BTW, current location is 585 feet. The FoP was at 1724 feet. I learned to make wine at 1895 feet. These elevations are for the local airports from Wiki.

Steve


----------



## dmulligan (Jan 28, 2011)

Ahh you are higher up than I thought. I am in Calgary at 3000ft. Did you notice any difference at higher altitudes?


----------



## cpfan (Jan 29, 2011)

dmulligan said:


> Ahh you are higher up than I thought. I am in Calgary at 3000ft. Did you notice any difference at higher altitudes?


I haven't noticed any discernible differences. My brother lives in Calgary, and has made wine, and has never mentioned a problem gettng the ferment to complete.

Are you getting your Vineco kits from Wine Warehouse? I've only dealt with Steve a couple of times but he seemed knowledgable, so maybe you should be asking him about his experiences. Unless Alberta has a new Vineco rep, I believe he used to work for Winexpert.

Steve


----------



## Smartdog (Jan 30, 2011)

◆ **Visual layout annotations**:
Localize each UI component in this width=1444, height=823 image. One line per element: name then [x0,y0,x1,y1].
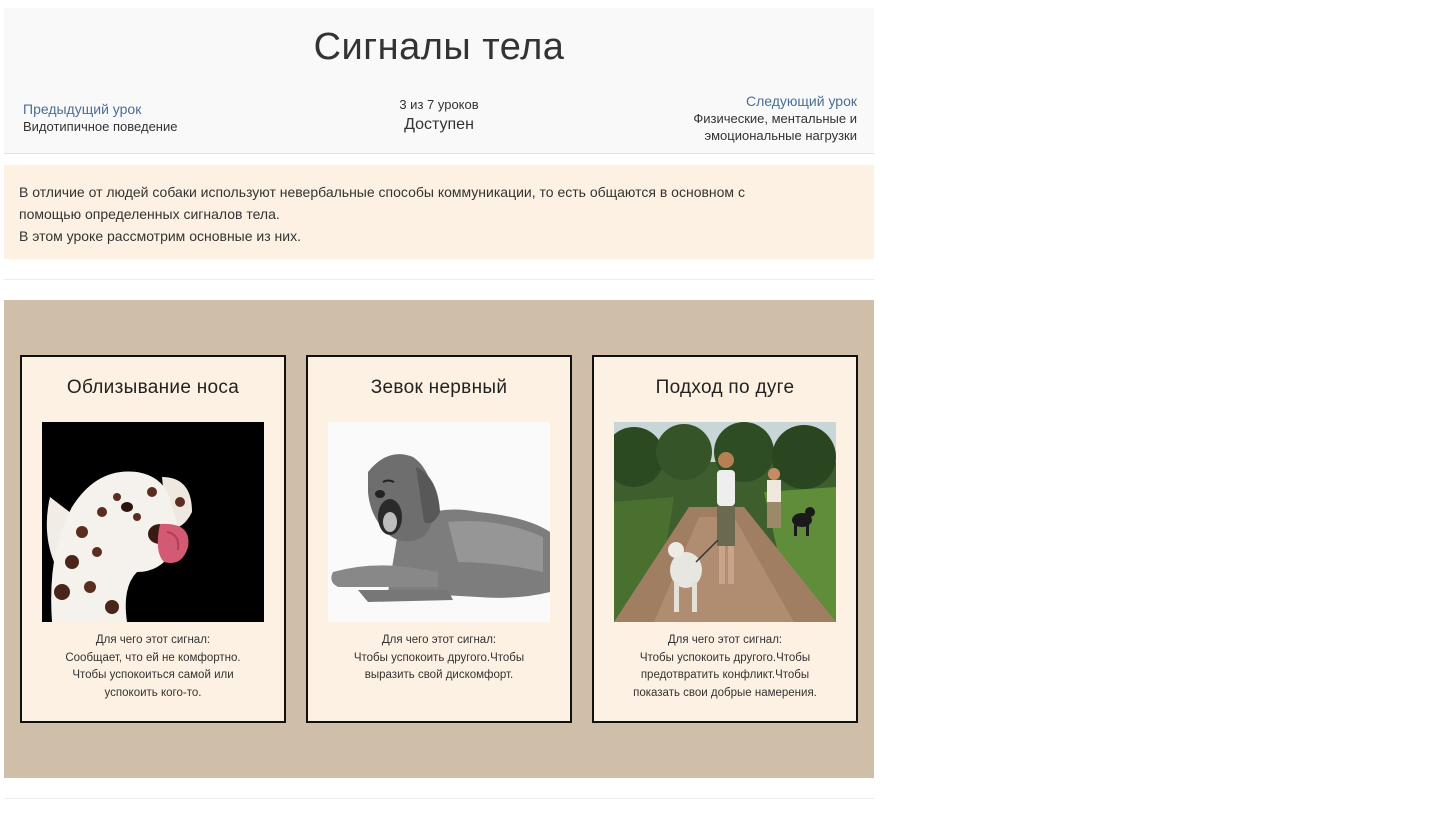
next-lesson-title-line1: Физические, ментальные и [693,111,857,126]
next-lesson-title-line2: эмоциональные нагрузки [704,128,857,143]
divider [4,798,874,799]
signal-card: Подход по дуге Для чего этот сигнал: Что… [592,355,858,723]
card-text-line: Для чего этот сигнал: [95,634,211,646]
card-text-line: Сообщает, что ей не комфортно. [65,651,241,664]
intro-line-1: В отличие от людей собаки используют нев… [19,184,745,200]
dalmatian-image [42,422,264,622]
signal-card: Облизывание носа Для чего этот сигнал: С… [20,355,286,723]
page-title: Сигналы тела [313,26,565,68]
lesson-header: Сигналы тела Предыдущий урок Видотипично… [4,8,874,154]
card-title: Зевок нервный [370,377,508,398]
card-text-line: Чтобы успокоить другого.Чтобы [639,651,811,664]
intro-block: В отличие от людей собаки используют нев… [4,165,874,259]
divider [4,279,874,280]
card-text-line: показать свои добрые намерения. [633,686,817,699]
signals-section: Облизывание носа Для чего этот сигнал: С… [4,300,874,778]
card-text-line: Для чего этот сигнал: [667,634,783,646]
card-text-line: выразить свой дискомфорт. [364,669,514,681]
lesson-page: Сигналы тела Предыдущий урок Видотипично… [4,8,874,799]
card-text-line: успокоить кого-то. [104,686,202,699]
next-lesson-nav[interactable]: Следующий урок Физические, ментальные и … [693,92,857,144]
card-text-line: предотвратить конфликт.Чтобы [640,669,810,681]
next-lesson-link[interactable]: Следующий урок [693,92,857,110]
card-description: Для чего этот сигнал: Сообщает, что ей н… [32,632,274,702]
card-description: Для чего этот сигнал: Чтобы успокоить др… [318,632,560,685]
card-text-line: Для чего этот сигнал: [381,634,497,646]
card-text-line: Чтобы успокоиться самой или [72,669,234,681]
card-text-line: Чтобы успокоить другого.Чтобы [353,651,525,664]
intro-line-3: В этом уроке рассмотрим основные из них. [19,228,301,244]
signal-card: Зевок нервный Для чего этот сигнал: Чтоб… [306,355,572,723]
walking-dogs-image [614,422,836,622]
yawning-dog-image [328,422,550,622]
card-description: Для чего этот сигнал: Чтобы успокоить др… [604,632,846,702]
card-title: Облизывание носа [66,377,240,398]
card-title: Подход по дуге [655,377,795,398]
intro-line-2: помощью определенных сигналов тела. [19,206,280,222]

◆ **Goal of the exercise**:
Transcribe a passage from the winemaking forum thread word for word, starting at the words "## dmulligan (Jan" and stopping after "(Jan 29, 2011)".

◆ **The response**:
## dmulligan (Jan 28, 2011)

Ahh you are higher up than I thought. I am in Calgary at 3000ft. Did you notice any difference at higher altitudes?


----------



## cpfan (Jan 29, 2011)